## What this task involves
Copy everything in the listing below word for word, apart from any images.

## Data entries

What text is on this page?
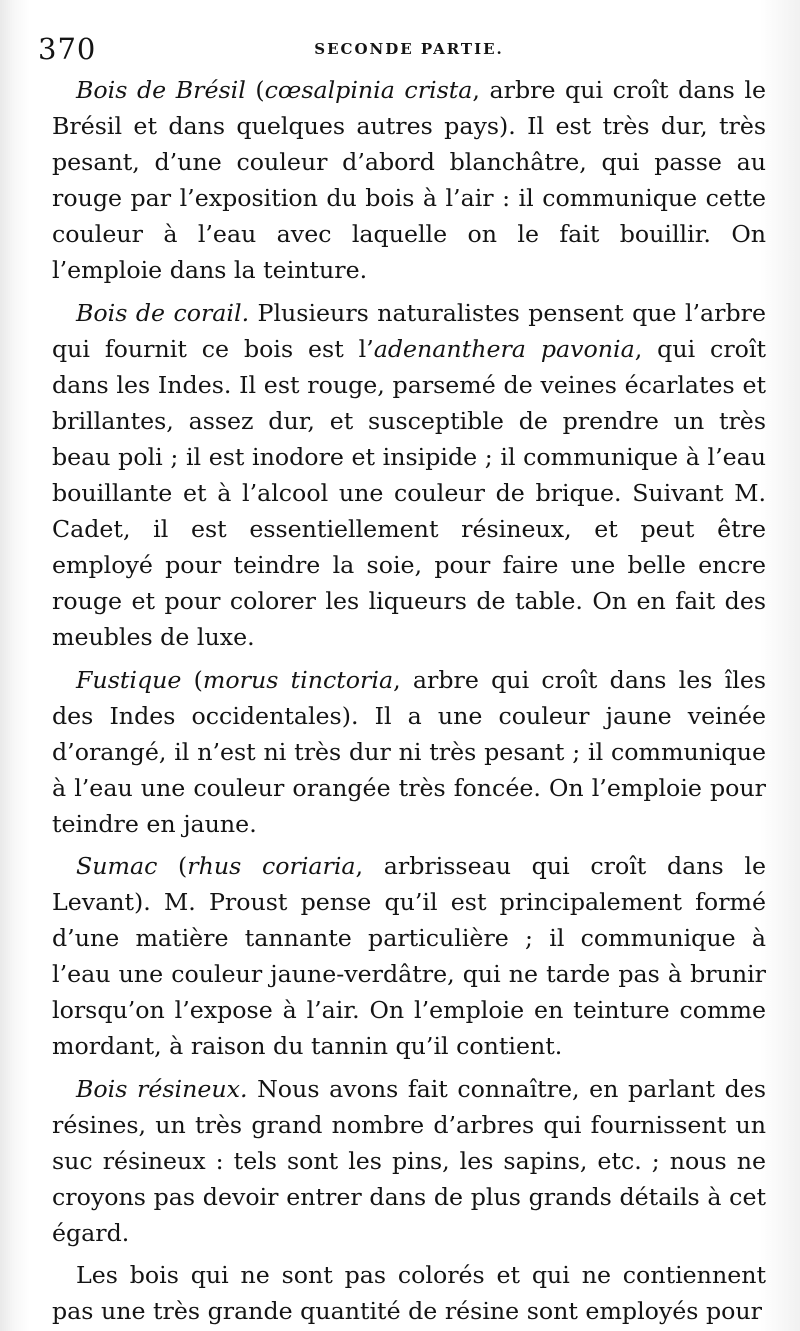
370	SECONDE PARTIE.

Bois de Brésil (cœsalpinia crista, arbre qui croît dans le Brésil et dans quelques autres pays). Il est très dur, très pesant, d’une couleur d’abord blanchâtre, qui passe au rouge par l’exposition du bois à l’air : il communique cette couleur à l’eau avec laquelle on le fait bouillir. On l’emploie dans la teinture.

Bois de corail. Plusieurs naturalistes pensent que l’arbre qui fournit ce bois est l’adenanthera pavonia, qui croît dans les Indes. Il est rouge, parsemé de veines écarlates et brillantes, assez dur, et susceptible de prendre un très beau poli ; il est inodore et insipide ; il communique à l’eau bouillante et à l’alcool une couleur de brique. Suivant M. Cadet, il est essentiellement résineux, et peut être employé pour teindre la soie, pour faire une belle encre rouge et pour colorer les liqueurs de table. On en fait des meubles de luxe.

Fustique (morus tinctoria, arbre qui croît dans les îles des Indes occidentales). Il a une couleur jaune veinée d’orangé, il n’est ni très dur ni très pesant ; il communique à l’eau une couleur orangée très foncée. On l’emploie pour teindre en jaune.

Sumac (rhus coriaria, arbrisseau qui croît dans le Levant). M. Proust pense qu’il est principalement formé d’une matière tannante particulière ; il communique à l’eau une couleur jaune-verdâtre, qui ne tarde pas à brunir lorsqu’on l’expose à l’air. On l’emploie en teinture comme mordant, à raison du tannin qu’il contient.

Bois résineux. Nous avons fait connaître, en parlant des résines, un très grand nombre d’arbres qui fournissent un suc résineux : tels sont les pins, les sapins, etc. ; nous ne croyons pas devoir entrer dans de plus grands détails à cet égard.

Les bois qui ne sont pas colorés et qui ne contiennent pas une très grande quantité de résine sont employés pour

## Answer to the task
What text is on this page?
370	SECONDE PARTIE.

Bois de Brésil (cœsalpinia crista, arbre qui croît dans le Brésil et dans quelques autres pays). Il est très dur, très pesant, d’une couleur d’abord blanchâtre, qui passe au rouge par l’exposition du bois à l’air : il communique cette couleur à l’eau avec laquelle on le fait bouillir. On l’emploie dans la teinture.

Bois de corail. Plusieurs naturalistes pensent que l’arbre qui fournit ce bois est l’adenanthera pavonia, qui croît dans les Indes. Il est rouge, parsemé de veines écarlates et brillantes, assez dur, et susceptible de prendre un très beau poli ; il est inodore et insipide ; il communique à l’eau bouillante et à l’alcool une couleur de brique. Suivant M. Cadet, il est essentiellement résineux, et peut être employé pour teindre la soie, pour faire une belle encre rouge et pour colorer les liqueurs de table. On en fait des meubles de luxe.

Fustique (morus tinctoria, arbre qui croît dans les îles des Indes occidentales). Il a une couleur jaune veinée d’orangé, il n’est ni très dur ni très pesant ; il communique à l’eau une couleur orangée très foncée. On l’emploie pour teindre en jaune.

Sumac (rhus coriaria, arbrisseau qui croît dans le Levant). M. Proust pense qu’il est principalement formé d’une matière tannante particulière ; il communique à l’eau une couleur jaune-verdâtre, qui ne tarde pas à brunir lorsqu’on l’expose à l’air. On l’emploie en teinture comme mordant, à raison du tannin qu’il contient.

Bois résineux. Nous avons fait connaître, en parlant des résines, un très grand nombre d’arbres qui fournissent un suc résineux : tels sont les pins, les sapins, etc. ; nous ne croyons pas devoir entrer dans de plus grands détails à cet égard.

Les bois qui ne sont pas colorés et qui ne contiennent pas une très grande quantité de résine sont employés pour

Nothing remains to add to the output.